> [Written instruction]
Write out the full listing again, exactly as it stands.

> [Provided information]
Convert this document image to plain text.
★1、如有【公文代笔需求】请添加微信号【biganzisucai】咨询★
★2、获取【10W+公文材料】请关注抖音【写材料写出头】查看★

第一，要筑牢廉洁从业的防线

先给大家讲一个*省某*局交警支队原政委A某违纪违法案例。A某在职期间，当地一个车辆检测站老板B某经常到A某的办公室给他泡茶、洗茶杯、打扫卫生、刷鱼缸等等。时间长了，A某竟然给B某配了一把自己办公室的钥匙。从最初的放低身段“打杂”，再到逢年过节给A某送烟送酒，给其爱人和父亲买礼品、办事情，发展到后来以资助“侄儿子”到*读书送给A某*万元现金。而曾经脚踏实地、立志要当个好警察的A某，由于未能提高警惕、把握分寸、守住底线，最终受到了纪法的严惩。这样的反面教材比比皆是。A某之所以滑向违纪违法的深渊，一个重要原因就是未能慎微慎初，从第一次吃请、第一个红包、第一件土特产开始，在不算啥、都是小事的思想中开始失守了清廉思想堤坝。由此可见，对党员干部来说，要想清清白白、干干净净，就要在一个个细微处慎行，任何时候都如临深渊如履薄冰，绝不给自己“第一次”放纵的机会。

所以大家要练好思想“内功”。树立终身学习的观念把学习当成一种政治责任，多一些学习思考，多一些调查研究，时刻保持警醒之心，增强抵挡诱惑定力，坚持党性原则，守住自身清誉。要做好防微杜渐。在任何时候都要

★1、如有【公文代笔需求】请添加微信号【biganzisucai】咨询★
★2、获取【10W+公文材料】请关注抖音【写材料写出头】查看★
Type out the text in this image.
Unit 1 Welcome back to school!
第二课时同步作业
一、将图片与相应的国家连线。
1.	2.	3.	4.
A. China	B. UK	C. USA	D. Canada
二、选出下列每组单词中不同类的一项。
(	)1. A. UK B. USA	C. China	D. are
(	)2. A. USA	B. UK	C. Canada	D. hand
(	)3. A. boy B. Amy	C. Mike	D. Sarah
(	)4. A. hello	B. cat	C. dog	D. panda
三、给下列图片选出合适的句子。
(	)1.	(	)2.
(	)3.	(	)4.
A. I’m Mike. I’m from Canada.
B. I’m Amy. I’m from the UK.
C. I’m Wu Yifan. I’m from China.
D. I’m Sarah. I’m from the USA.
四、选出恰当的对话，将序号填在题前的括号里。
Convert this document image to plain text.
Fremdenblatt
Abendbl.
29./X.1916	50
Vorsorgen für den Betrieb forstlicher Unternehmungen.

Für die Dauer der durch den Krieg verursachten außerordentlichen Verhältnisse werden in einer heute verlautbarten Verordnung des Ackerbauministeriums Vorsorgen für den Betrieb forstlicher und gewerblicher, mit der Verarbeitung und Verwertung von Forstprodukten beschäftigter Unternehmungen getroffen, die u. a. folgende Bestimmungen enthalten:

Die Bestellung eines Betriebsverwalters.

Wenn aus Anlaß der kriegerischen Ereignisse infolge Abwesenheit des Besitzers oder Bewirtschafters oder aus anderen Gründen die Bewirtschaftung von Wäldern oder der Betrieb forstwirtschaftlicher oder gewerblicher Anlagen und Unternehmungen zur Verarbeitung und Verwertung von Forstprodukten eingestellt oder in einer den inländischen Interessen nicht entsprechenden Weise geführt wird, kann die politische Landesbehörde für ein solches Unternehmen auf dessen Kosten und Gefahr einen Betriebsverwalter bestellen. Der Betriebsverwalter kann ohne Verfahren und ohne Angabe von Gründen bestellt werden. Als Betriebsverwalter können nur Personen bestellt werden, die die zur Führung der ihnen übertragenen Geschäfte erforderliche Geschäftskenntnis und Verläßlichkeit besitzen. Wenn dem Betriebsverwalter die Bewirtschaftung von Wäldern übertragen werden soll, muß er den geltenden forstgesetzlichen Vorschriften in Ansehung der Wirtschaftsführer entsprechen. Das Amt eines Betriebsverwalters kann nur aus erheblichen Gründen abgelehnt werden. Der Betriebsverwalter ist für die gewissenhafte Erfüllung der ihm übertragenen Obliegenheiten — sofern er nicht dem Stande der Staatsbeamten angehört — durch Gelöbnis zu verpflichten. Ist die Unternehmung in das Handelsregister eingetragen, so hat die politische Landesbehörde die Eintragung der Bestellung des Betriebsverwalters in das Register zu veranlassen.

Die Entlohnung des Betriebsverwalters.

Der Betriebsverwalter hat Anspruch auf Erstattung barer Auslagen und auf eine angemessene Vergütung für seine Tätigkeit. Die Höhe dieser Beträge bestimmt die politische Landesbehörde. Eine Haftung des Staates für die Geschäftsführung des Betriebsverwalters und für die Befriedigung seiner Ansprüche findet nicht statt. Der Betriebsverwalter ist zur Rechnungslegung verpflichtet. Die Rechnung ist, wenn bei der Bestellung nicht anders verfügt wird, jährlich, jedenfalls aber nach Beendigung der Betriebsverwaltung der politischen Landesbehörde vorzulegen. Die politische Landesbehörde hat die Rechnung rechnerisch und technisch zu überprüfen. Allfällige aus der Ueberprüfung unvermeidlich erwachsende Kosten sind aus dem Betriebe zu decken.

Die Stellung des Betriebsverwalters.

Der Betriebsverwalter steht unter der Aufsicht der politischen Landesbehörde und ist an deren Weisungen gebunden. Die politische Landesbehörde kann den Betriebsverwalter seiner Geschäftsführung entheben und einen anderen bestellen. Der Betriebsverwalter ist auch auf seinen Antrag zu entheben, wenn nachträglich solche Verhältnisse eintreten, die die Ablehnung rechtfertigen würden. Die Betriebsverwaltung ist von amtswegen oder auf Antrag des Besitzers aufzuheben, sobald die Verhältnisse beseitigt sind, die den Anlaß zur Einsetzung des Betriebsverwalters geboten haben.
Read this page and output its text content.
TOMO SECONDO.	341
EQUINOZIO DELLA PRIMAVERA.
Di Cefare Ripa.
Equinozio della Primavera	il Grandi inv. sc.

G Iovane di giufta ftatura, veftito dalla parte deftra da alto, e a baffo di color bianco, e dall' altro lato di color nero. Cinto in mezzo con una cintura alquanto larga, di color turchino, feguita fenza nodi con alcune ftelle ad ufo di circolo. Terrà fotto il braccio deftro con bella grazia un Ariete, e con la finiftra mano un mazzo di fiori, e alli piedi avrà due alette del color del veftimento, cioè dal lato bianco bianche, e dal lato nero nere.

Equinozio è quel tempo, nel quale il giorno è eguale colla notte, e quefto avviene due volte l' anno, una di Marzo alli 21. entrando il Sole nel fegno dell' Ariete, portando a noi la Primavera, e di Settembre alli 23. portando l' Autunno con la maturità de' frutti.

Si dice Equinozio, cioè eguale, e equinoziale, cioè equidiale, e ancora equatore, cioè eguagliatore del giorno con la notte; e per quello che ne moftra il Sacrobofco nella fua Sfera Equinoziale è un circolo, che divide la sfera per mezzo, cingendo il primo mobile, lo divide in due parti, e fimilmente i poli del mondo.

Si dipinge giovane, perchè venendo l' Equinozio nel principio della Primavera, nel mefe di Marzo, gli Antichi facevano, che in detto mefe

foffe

> [The response]
Convert this document image to plain text.
★1、如有【公文代笔需求】请添加微信号【biganzisucai】咨询★
★2、获取【10W+公文材料】请关注抖音【写材料写出头】查看★

第一，要筑牢廉洁从业的防线

先给大家讲一个*省某*局交警支队原政委A某违纪违法案例。A某在职期间，当地一个车辆检测站老板B某经常到A某的办公室给他泡茶、洗茶杯、打扫卫生、刷鱼缸等等。时间长了，A某竟然给B某配了一把自己办公室的钥匙。从最初的放低身段“打杂”，再到逢年过节给A某送烟送酒，给其爱人和父亲买礼品、办事情，发展到后来以资助“侄儿子”到*读书送给A某*万元现金。而曾经脚踏实地、立志要当个好警察的A某，由于未能提高警惕、把握分寸、守住底线，最终受到了纪法的严惩。这样的反面教材比比皆是。A某之所以滑向违纪违法的深渊，一个重要原因就是未能慎微慎初，从第一次吃请、第一个红包、第一件土特产开始，在不算啥、都是小事的思想中开始失守了清廉思想堤坝。由此可见，对党员干部来说，要想清清白白、干干净净，就要在一个个细微处慎行，任何时候都如临深渊如履薄冰，绝不给自己“第一次”放纵的机会。

所以大家要练好思想“内功”。树立终身学习的观念把学习当成一种政治责任，多一些学习思考，多一些调查研究，时刻保持警醒之心，增强抵挡诱惑定力，坚持党性原则，守住自身清誉。要做好防微杜渐。在任何时候都要

★1、如有【公文代笔需求】请添加微信号【biganzisucai】咨询★
★2、获取【10W+公文材料】请关注抖音【写材料写出头】查看★
Type out the text in this image.
Unit 1 Welcome back to school!
第二课时同步作业
一、将图片与相应的国家连线。
1.	2.	3.	4.
A. China	B. UK	C. USA	D. Canada
二、选出下列每组单词中不同类的一项。
(	)1. A. UK B. USA	C. China	D. are
(	)2. A. USA	B. UK	C. Canada	D. hand
(	)3. A. boy B. Amy	C. Mike	D. Sarah
(	)4. A. hello	B. cat	C. dog	D. panda
三、给下列图片选出合适的句子。
(	)1.	(	)2.
(	)3.	(	)4.
A. I’m Mike. I’m from Canada.
B. I’m Amy. I’m from the UK.
C. I’m Wu Yifan. I’m from China.
D. I’m Sarah. I’m from the USA.
四、选出恰当的对话，将序号填在题前的括号里。
Convert this document image to plain text.
Fremdenblatt
Abendbl.
29./X.1916	50
Vorsorgen für den Betrieb forstlicher Unternehmungen.

Für die Dauer der durch den Krieg verursachten außerordentlichen Verhältnisse werden in einer heute verlautbarten Verordnung des Ackerbauministeriums Vorsorgen für den Betrieb forstlicher und gewerblicher, mit der Verarbeitung und Verwertung von Forstprodukten beschäftigter Unternehmungen getroffen, die u. a. folgende Bestimmungen enthalten:

Die Bestellung eines Betriebsverwalters.

Wenn aus Anlaß der kriegerischen Ereignisse infolge Abwesenheit des Besitzers oder Bewirtschafters oder aus anderen Gründen die Bewirtschaftung von Wäldern oder der Betrieb forstwirtschaftlicher oder gewerblicher Anlagen und Unternehmungen zur Verarbeitung und Verwertung von Forstprodukten eingestellt oder in einer den inländischen Interessen nicht entsprechenden Weise geführt wird, kann die politische Landesbehörde für ein solches Unternehmen auf dessen Kosten und Gefahr einen Betriebsverwalter bestellen. Der Betriebsverwalter kann ohne Verfahren und ohne Angabe von Gründen bestellt werden. Als Betriebsverwalter können nur Personen bestellt werden, die die zur Führung der ihnen übertragenen Geschäfte erforderliche Geschäftskenntnis und Verläßlichkeit besitzen. Wenn dem Betriebsverwalter die Bewirtschaftung von Wäldern übertragen werden soll, muß er den geltenden forstgesetzlichen Vorschriften in Ansehung der Wirtschaftsführer entsprechen. Das Amt eines Betriebsverwalters kann nur aus erheblichen Gründen abgelehnt werden. Der Betriebsverwalter ist für die gewissenhafte Erfüllung der ihm übertragenen Obliegenheiten — sofern er nicht dem Stande der Staatsbeamten angehört — durch Gelöbnis zu verpflichten. Ist die Unternehmung in das Handelsregister eingetragen, so hat die politische Landesbehörde die Eintragung der Bestellung des Betriebsverwalters in das Register zu veranlassen.

Die Entlohnung des Betriebsverwalters.

Der Betriebsverwalter hat Anspruch auf Erstattung barer Auslagen und auf eine angemessene Vergütung für seine Tätigkeit. Die Höhe dieser Beträge bestimmt die politische Landesbehörde. Eine Haftung des Staates für die Geschäftsführung des Betriebsverwalters und für die Befriedigung seiner Ansprüche findet nicht statt. Der Betriebsverwalter ist zur Rechnungslegung verpflichtet. Die Rechnung ist, wenn bei der Bestellung nicht anders verfügt wird, jährlich, jedenfalls aber nach Beendigung der Betriebsverwaltung der politischen Landesbehörde vorzulegen. Die politische Landesbehörde hat die Rechnung rechnerisch und technisch zu überprüfen. Allfällige aus der Ueberprüfung unvermeidlich erwachsende Kosten sind aus dem Betriebe zu decken.

Die Stellung des Betriebsverwalters.

Der Betriebsverwalter steht unter der Aufsicht der politischen Landesbehörde und ist an deren Weisungen gebunden. Die politische Landesbehörde kann den Betriebsverwalter seiner Geschäftsführung entheben und einen anderen bestellen. Der Betriebsverwalter ist auch auf seinen Antrag zu entheben, wenn nachträglich solche Verhältnisse eintreten, die die Ablehnung rechtfertigen würden. Die Betriebsverwaltung ist von amtswegen oder auf Antrag des Besitzers aufzuheben, sobald die Verhältnisse beseitigt sind, die den Anlaß zur Einsetzung des Betriebsverwalters geboten haben.
Read this page and output its text content.
TOMO SECONDO.	341
EQUINOZIO DELLA PRIMAVERA.
Di Cefare Ripa.
Equinozio della Primavera	il Grandi inv. sc.

G Iovane di giufta ftatura, veftito dalla parte deftra da alto, e a baffo di color bianco, e dall' altro lato di color nero. Cinto in mezzo con una cintura alquanto larga, di color turchino, feguita fenza nodi con alcune ftelle ad ufo di circolo. Terrà fotto il braccio deftro con bella grazia un Ariete, e con la finiftra mano un mazzo di fiori, e alli piedi avrà due alette del color del veftimento, cioè dal lato bianco bianche, e dal lato nero nere.

Equinozio è quel tempo, nel quale il giorno è eguale colla notte, e quefto avviene due volte l' anno, una di Marzo alli 21. entrando il Sole nel fegno dell' Ariete, portando a noi la Primavera, e di Settembre alli 23. portando l' Autunno con la maturità de' frutti.

Si dice Equinozio, cioè eguale, e equinoziale, cioè equidiale, e ancora equatore, cioè eguagliatore del giorno con la notte; e per quello che ne moftra il Sacrobofco nella fua Sfera Equinoziale è un circolo, che divide la sfera per mezzo, cingendo il primo mobile, lo divide in due parti, e fimilmente i poli del mondo.

Si dipinge giovane, perchè venendo l' Equinozio nel principio della Primavera, nel mefe di Marzo, gli Antichi facevano, che in detto mefe

foffe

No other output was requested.